### Problem requirements
Could you transcribe the material below exactly, without leaving out a single line?

(Entries taken from a collection)
------------------------------------------------------------------------
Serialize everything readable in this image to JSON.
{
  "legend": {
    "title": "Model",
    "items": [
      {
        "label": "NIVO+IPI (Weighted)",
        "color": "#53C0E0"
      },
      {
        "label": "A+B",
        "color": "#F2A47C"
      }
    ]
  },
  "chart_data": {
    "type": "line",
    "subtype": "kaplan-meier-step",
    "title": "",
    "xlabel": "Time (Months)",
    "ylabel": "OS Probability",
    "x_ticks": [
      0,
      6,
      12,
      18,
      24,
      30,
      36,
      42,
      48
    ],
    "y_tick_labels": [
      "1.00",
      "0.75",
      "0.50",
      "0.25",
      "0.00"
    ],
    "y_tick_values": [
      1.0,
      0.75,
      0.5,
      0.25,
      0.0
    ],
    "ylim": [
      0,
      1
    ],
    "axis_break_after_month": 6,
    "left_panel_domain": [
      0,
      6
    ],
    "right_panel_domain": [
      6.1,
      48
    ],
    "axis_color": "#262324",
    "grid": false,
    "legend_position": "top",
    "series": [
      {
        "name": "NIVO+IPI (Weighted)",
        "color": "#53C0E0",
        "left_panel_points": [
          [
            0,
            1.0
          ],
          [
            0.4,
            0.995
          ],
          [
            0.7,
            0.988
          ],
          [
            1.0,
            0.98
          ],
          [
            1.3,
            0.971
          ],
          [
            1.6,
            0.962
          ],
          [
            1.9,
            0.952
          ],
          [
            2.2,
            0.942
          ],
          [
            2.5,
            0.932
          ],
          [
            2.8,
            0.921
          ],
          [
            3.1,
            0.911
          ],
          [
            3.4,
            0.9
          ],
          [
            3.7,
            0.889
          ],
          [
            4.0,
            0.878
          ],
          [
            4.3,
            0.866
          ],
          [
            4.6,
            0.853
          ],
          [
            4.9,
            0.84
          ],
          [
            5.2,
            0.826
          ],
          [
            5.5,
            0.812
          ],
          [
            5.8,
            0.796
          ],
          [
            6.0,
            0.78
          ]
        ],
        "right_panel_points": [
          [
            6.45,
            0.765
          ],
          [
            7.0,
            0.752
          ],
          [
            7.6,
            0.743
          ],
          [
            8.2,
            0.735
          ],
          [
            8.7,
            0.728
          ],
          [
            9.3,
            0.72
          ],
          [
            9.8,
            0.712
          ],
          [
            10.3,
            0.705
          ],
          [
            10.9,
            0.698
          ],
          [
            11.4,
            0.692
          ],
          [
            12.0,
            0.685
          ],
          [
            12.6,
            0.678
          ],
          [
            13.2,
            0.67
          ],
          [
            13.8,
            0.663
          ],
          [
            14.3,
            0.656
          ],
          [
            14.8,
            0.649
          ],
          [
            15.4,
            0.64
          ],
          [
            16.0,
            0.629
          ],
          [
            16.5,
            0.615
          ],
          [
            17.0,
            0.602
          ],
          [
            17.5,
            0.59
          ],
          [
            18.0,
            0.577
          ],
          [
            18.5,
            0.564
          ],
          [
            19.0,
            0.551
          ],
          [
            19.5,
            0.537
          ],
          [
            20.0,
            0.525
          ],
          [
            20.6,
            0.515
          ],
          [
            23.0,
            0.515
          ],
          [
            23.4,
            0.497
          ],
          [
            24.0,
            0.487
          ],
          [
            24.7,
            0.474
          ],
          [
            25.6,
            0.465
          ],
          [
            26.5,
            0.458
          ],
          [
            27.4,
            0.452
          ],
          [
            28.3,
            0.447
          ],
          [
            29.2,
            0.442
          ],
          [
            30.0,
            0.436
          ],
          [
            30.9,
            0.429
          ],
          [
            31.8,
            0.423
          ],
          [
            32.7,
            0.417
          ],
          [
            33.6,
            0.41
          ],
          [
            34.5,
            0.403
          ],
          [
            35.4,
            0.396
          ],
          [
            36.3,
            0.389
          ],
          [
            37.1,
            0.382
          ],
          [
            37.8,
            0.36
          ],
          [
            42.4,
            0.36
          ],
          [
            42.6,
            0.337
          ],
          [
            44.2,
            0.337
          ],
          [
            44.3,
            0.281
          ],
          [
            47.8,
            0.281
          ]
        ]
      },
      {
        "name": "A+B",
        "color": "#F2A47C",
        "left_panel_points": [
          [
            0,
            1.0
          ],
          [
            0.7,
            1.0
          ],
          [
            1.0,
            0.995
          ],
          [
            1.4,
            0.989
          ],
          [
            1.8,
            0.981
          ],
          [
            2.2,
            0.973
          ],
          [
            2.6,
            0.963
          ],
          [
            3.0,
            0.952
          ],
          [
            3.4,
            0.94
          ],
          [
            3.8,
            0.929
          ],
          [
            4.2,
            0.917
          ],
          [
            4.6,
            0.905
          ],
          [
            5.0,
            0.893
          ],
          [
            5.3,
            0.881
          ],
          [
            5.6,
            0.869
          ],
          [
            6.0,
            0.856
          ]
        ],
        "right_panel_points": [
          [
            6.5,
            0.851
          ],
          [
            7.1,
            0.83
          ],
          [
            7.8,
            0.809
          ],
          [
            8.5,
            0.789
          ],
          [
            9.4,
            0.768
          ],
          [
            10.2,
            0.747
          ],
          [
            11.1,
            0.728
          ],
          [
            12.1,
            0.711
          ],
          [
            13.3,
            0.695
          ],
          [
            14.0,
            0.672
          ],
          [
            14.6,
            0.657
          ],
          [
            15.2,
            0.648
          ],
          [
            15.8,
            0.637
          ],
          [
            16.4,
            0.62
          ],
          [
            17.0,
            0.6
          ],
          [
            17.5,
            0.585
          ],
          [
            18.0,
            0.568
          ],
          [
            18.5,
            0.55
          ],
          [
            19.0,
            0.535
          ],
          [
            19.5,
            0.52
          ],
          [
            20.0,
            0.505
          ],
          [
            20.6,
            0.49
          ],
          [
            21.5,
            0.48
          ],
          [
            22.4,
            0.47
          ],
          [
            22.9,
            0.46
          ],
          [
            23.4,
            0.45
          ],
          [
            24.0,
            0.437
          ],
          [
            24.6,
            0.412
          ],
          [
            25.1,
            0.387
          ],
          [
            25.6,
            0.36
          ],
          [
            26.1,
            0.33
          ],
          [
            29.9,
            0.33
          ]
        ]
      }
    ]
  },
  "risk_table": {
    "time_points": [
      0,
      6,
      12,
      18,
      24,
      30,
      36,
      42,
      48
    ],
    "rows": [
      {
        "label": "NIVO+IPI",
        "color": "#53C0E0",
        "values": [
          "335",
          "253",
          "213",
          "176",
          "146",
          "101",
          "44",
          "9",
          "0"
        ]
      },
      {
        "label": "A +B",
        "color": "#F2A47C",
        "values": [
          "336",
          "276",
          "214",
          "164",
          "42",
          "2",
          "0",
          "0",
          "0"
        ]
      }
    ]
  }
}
------------------------------------------------------------------------
### Response to the task
Serialize everything readable in this image to JSON.
{
  "legend": {
    "title": "Model",
    "items": [
      {
        "label": "NIVO+IPI (Weighted)",
        "color": "#53C0E0"
      },
      {
        "label": "A+B",
        "color": "#F2A47C"
      }
    ]
  },
  "chart_data": {
    "type": "line",
    "subtype": "kaplan-meier-step",
    "title": "",
    "xlabel": "Time (Months)",
    "ylabel": "OS Probability",
    "x_ticks": [
      0,
      6,
      12,
      18,
      24,
      30,
      36,
      42,
      48
    ],
    "y_tick_labels": [
      "1.00",
      "0.75",
      "0.50",
      "0.25",
      "0.00"
    ],
    "y_tick_values": [
      1.0,
      0.75,
      0.5,
      0.25,
      0.0
    ],
    "ylim": [
      0,
      1
    ],
    "axis_break_after_month": 6,
    "left_panel_domain": [
      0,
      6
    ],
    "right_panel_domain": [
      6.1,
      48
    ],
    "axis_color": "#262324",
    "grid": false,
    "legend_position": "top",
    "series": [
      {
        "name": "NIVO+IPI (Weighted)",
        "color": "#53C0E0",
        "left_panel_points": [
          [
            0,
            1.0
          ],
          [
            0.4,
            0.995
          ],
          [
            0.7,
            0.988
          ],
          [
            1.0,
            0.98
          ],
          [
            1.3,
            0.971
          ],
          [
            1.6,
            0.962
          ],
          [
            1.9,
            0.952
          ],
          [
            2.2,
            0.942
          ],
          [
            2.5,
            0.932
          ],
          [
            2.8,
            0.921
          ],
          [
            3.1,
            0.911
          ],
          [
            3.4,
            0.9
          ],
          [
            3.7,
            0.889
          ],
          [
            4.0,
            0.878
          ],
          [
            4.3,
            0.866
          ],
          [
            4.6,
            0.853
          ],
          [
            4.9,
            0.84
          ],
          [
            5.2,
            0.826
          ],
          [
            5.5,
            0.812
          ],
          [
            5.8,
            0.796
          ],
          [
            6.0,
            0.78
          ]
        ],
        "right_panel_points": [
          [
            6.45,
            0.765
          ],
          [
            7.0,
            0.752
          ],
          [
            7.6,
            0.743
          ],
          [
            8.2,
            0.735
          ],
          [
            8.7,
            0.728
          ],
          [
            9.3,
            0.72
          ],
          [
            9.8,
            0.712
          ],
          [
            10.3,
            0.705
          ],
          [
            10.9,
            0.698
          ],
          [
            11.4,
            0.692
          ],
          [
            12.0,
            0.685
          ],
          [
            12.6,
            0.678
          ],
          [
            13.2,
            0.67
          ],
          [
            13.8,
            0.663
          ],
          [
            14.3,
            0.656
          ],
          [
            14.8,
            0.649
          ],
          [
            15.4,
            0.64
          ],
          [
            16.0,
            0.629
          ],
          [
            16.5,
            0.615
          ],
          [
            17.0,
            0.602
          ],
          [
            17.5,
            0.59
          ],
          [
            18.0,
            0.577
          ],
          [
            18.5,
            0.564
          ],
          [
            19.0,
            0.551
          ],
          [
            19.5,
            0.537
          ],
          [
            20.0,
            0.525
          ],
          [
            20.6,
            0.515
          ],
          [
            23.0,
            0.515
          ],
          [
            23.4,
            0.497
          ],
          [
            24.0,
            0.487
          ],
          [
            24.7,
            0.474
          ],
          [
            25.6,
            0.465
          ],
          [
            26.5,
            0.458
          ],
          [
            27.4,
            0.452
          ],
          [
            28.3,
            0.447
          ],
          [
            29.2,
            0.442
          ],
          [
            30.0,
            0.436
          ],
          [
            30.9,
            0.429
          ],
          [
            31.8,
            0.423
          ],
          [
            32.7,
            0.417
          ],
          [
            33.6,
            0.41
          ],
          [
            34.5,
            0.403
          ],
          [
            35.4,
            0.396
          ],
          [
            36.3,
            0.389
          ],
          [
            37.1,
            0.382
          ],
          [
            37.8,
            0.36
          ],
          [
            42.4,
            0.36
          ],
          [
            42.6,
            0.337
          ],
          [
            44.2,
            0.337
          ],
          [
            44.3,
            0.281
          ],
          [
            47.8,
            0.281
          ]
        ]
      },
      {
        "name": "A+B",
        "color": "#F2A47C",
        "left_panel_points": [
          [
            0,
            1.0
          ],
          [
            0.7,
            1.0
          ],
          [
            1.0,
            0.995
          ],
          [
            1.4,
            0.989
          ],
          [
            1.8,
            0.981
          ],
          [
            2.2,
            0.973
          ],
          [
            2.6,
            0.963
          ],
          [
            3.0,
            0.952
          ],
          [
            3.4,
            0.94
          ],
          [
            3.8,
            0.929
          ],
          [
            4.2,
            0.917
          ],
          [
            4.6,
            0.905
          ],
          [
            5.0,
            0.893
          ],
          [
            5.3,
            0.881
          ],
          [
            5.6,
            0.869
          ],
          [
            6.0,
            0.856
          ]
        ],
        "right_panel_points": [
          [
            6.5,
            0.851
          ],
          [
            7.1,
            0.83
          ],
          [
            7.8,
            0.809
          ],
          [
            8.5,
            0.789
          ],
          [
            9.4,
            0.768
          ],
          [
            10.2,
            0.747
          ],
          [
            11.1,
            0.728
          ],
          [
            12.1,
            0.711
          ],
          [
            13.3,
            0.695
          ],
          [
            14.0,
            0.672
          ],
          [
            14.6,
            0.657
          ],
          [
            15.2,
            0.648
          ],
          [
            15.8,
            0.637
          ],
          [
            16.4,
            0.62
          ],
          [
            17.0,
            0.6
          ],
          [
            17.5,
            0.585
          ],
          [
            18.0,
            0.568
          ],
          [
            18.5,
            0.55
          ],
          [
            19.0,
            0.535
          ],
          [
            19.5,
            0.52
          ],
          [
            20.0,
            0.505
          ],
          [
            20.6,
            0.49
          ],
          [
            21.5,
            0.48
          ],
          [
            22.4,
            0.47
          ],
          [
            22.9,
            0.46
          ],
          [
            23.4,
            0.45
          ],
          [
            24.0,
            0.437
          ],
          [
            24.6,
            0.412
          ],
          [
            25.1,
            0.387
          ],
          [
            25.6,
            0.36
          ],
          [
            26.1,
            0.33
          ],
          [
            29.9,
            0.33
          ]
        ]
      }
    ]
  },
  "risk_table": {
    "time_points": [
      0,
      6,
      12,
      18,
      24,
      30,
      36,
      42,
      48
    ],
    "rows": [
      {
        "label": "NIVO+IPI",
        "color": "#53C0E0",
        "values": [
          "335",
          "253",
          "213",
          "176",
          "146",
          "101",
          "44",
          "9",
          "0"
        ]
      },
      {
        "label": "A +B",
        "color": "#F2A47C",
        "values": [
          "336",
          "276",
          "214",
          "164",
          "42",
          "2",
          "0",
          "0",
          "0"
        ]
      }
    ]
  }
}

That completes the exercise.